▸ **EXERCISE DIRECTIONS**
Copy each line below in which the word "回答以下小题" occurs.

▸ **DATASET RECORDS**
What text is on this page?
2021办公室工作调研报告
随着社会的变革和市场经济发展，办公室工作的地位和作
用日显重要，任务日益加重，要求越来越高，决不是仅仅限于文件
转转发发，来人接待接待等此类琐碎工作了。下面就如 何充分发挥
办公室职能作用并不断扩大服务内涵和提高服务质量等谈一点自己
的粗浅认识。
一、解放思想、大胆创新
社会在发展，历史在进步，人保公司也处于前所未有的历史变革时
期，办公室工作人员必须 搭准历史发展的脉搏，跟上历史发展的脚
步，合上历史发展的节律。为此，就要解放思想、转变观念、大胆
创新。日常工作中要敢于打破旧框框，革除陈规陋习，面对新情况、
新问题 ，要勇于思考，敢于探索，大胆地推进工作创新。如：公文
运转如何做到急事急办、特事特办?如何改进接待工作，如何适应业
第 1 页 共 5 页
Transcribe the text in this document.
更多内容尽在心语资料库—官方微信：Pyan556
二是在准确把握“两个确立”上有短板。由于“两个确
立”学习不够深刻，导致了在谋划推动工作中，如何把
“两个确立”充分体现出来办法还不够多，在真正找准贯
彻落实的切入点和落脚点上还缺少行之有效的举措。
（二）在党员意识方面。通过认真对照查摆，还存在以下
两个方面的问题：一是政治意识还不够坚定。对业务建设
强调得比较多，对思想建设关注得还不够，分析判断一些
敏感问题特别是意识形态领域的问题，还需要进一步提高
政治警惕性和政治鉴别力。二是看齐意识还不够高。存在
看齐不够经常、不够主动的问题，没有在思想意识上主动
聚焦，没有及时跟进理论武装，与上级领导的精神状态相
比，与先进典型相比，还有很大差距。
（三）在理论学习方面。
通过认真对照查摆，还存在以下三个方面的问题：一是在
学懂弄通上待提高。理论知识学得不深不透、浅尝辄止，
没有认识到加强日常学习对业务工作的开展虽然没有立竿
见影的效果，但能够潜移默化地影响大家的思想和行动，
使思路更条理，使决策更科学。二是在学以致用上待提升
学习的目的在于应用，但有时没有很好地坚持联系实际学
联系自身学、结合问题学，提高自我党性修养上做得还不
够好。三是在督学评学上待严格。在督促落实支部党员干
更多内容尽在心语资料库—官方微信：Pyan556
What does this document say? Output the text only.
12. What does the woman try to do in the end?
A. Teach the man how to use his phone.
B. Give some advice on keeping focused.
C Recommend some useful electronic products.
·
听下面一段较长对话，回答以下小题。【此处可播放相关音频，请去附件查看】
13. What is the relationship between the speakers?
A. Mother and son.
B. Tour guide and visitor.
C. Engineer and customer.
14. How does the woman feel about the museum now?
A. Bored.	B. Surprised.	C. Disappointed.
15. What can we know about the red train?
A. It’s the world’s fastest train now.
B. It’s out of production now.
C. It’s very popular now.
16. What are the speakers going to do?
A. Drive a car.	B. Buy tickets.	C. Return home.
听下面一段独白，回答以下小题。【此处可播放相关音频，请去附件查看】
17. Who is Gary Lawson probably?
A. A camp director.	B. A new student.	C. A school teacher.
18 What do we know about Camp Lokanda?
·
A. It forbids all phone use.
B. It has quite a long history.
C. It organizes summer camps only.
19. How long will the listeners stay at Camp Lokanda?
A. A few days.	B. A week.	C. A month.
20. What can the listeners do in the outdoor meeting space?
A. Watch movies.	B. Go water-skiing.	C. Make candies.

▸ **PROBLEM SOLUTION**
听下面一段较长对话，回答以下小题。【此处可播放相关音频，请去附件查看】
听下面一段独白，回答以下小题。【此处可播放相关音频，请去附件查看】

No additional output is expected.